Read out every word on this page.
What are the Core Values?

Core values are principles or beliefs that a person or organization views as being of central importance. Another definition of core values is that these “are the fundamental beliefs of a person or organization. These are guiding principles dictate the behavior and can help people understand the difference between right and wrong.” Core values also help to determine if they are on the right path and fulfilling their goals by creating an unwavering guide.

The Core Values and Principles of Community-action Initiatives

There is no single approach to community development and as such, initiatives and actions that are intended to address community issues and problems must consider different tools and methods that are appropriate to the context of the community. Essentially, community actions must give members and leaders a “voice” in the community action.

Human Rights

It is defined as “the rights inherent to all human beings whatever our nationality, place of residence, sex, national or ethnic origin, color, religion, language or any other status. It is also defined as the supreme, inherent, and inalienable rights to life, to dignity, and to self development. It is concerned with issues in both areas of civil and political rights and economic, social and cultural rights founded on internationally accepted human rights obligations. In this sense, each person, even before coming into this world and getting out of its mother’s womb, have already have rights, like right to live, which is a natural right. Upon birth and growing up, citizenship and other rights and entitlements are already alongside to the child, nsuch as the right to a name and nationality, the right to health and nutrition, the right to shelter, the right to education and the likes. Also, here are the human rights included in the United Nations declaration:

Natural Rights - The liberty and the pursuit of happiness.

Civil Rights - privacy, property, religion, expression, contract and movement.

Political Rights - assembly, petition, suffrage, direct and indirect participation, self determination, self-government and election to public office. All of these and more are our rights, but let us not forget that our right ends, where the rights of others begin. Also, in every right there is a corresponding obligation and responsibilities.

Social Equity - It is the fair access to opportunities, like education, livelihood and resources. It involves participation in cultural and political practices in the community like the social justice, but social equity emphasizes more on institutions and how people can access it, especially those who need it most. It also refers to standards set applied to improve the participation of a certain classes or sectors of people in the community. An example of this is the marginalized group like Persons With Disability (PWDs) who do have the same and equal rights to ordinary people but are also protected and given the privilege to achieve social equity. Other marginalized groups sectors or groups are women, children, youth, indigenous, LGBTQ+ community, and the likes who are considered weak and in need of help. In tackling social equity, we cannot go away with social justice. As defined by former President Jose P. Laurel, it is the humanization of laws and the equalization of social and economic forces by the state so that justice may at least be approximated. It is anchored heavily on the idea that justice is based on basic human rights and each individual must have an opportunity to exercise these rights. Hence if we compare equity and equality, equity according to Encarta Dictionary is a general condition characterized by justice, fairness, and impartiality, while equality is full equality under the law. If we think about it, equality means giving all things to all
────────
Copy all lines of the material above where the string "every" occurs.

Read out every word on this page.
Political Rights - assembly, petition, suffrage, direct and indirect participation, self determination, self-government and election to public office. All of these and more are our rights, but let us not forget that our right ends, where the rights of others begin. Also, in every right there is a corresponding obligation and responsibilities.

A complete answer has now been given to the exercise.